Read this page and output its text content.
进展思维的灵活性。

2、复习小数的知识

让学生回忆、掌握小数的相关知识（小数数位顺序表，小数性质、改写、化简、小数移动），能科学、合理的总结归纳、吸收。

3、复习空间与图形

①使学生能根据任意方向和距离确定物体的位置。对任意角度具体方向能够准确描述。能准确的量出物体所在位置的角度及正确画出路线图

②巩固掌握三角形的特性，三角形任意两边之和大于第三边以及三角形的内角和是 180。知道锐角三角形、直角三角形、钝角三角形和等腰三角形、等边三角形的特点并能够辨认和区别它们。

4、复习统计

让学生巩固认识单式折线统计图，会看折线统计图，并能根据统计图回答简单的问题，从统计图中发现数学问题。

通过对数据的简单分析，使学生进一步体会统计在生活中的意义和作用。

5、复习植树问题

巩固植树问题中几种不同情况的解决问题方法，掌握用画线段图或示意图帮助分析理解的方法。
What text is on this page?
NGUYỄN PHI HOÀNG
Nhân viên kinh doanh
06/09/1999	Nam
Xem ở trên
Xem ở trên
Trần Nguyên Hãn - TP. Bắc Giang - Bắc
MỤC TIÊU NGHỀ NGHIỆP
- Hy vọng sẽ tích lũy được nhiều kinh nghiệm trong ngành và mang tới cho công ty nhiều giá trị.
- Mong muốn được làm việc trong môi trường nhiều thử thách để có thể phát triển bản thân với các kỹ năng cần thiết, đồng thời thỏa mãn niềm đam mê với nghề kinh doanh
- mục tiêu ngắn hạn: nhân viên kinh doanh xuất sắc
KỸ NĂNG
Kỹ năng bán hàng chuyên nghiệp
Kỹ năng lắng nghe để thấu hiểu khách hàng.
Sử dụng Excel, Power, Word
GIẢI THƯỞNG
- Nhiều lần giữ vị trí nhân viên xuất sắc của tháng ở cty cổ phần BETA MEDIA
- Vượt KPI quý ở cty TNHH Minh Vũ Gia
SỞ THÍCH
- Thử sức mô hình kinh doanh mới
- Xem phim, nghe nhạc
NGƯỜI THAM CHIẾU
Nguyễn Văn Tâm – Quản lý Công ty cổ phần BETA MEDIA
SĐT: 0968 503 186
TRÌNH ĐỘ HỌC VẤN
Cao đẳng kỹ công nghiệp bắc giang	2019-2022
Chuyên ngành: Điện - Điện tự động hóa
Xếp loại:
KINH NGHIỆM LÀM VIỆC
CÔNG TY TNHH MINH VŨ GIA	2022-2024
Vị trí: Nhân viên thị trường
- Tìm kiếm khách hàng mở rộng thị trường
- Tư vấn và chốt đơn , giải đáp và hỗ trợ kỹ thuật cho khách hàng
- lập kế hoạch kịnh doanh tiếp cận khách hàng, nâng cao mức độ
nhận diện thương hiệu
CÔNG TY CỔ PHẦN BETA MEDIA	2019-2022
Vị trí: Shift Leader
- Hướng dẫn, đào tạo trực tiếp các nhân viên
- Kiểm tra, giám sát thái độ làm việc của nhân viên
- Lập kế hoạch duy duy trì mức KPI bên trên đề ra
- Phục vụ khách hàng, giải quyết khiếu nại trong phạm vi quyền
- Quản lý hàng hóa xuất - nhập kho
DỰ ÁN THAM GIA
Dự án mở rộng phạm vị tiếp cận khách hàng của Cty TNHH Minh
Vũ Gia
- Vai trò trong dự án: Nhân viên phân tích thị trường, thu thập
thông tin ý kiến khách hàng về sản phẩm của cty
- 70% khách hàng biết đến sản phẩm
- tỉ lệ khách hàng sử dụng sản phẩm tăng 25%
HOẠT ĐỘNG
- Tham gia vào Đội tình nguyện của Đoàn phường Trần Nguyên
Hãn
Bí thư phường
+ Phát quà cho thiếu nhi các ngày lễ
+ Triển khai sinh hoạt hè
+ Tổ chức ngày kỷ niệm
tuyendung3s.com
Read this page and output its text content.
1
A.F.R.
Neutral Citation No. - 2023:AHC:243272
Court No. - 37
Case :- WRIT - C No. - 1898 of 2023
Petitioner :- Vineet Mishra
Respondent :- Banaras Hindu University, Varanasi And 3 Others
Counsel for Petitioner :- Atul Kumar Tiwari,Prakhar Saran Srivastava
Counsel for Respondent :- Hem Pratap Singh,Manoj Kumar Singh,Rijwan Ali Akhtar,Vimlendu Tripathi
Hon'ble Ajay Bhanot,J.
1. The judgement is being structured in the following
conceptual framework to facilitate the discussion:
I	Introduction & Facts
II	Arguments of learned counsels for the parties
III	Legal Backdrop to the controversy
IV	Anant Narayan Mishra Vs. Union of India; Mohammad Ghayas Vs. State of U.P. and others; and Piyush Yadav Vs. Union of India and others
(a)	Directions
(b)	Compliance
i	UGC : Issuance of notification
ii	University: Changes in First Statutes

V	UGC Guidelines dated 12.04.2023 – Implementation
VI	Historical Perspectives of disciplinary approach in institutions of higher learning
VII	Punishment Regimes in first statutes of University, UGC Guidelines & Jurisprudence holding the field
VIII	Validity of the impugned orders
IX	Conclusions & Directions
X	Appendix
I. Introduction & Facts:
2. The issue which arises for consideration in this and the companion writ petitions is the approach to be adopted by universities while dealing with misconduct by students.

Task details:
Report every line containing the word "Introduction" from the listing above.

Solution to this exercise:
I	Introduction & Facts
I. Introduction & Facts:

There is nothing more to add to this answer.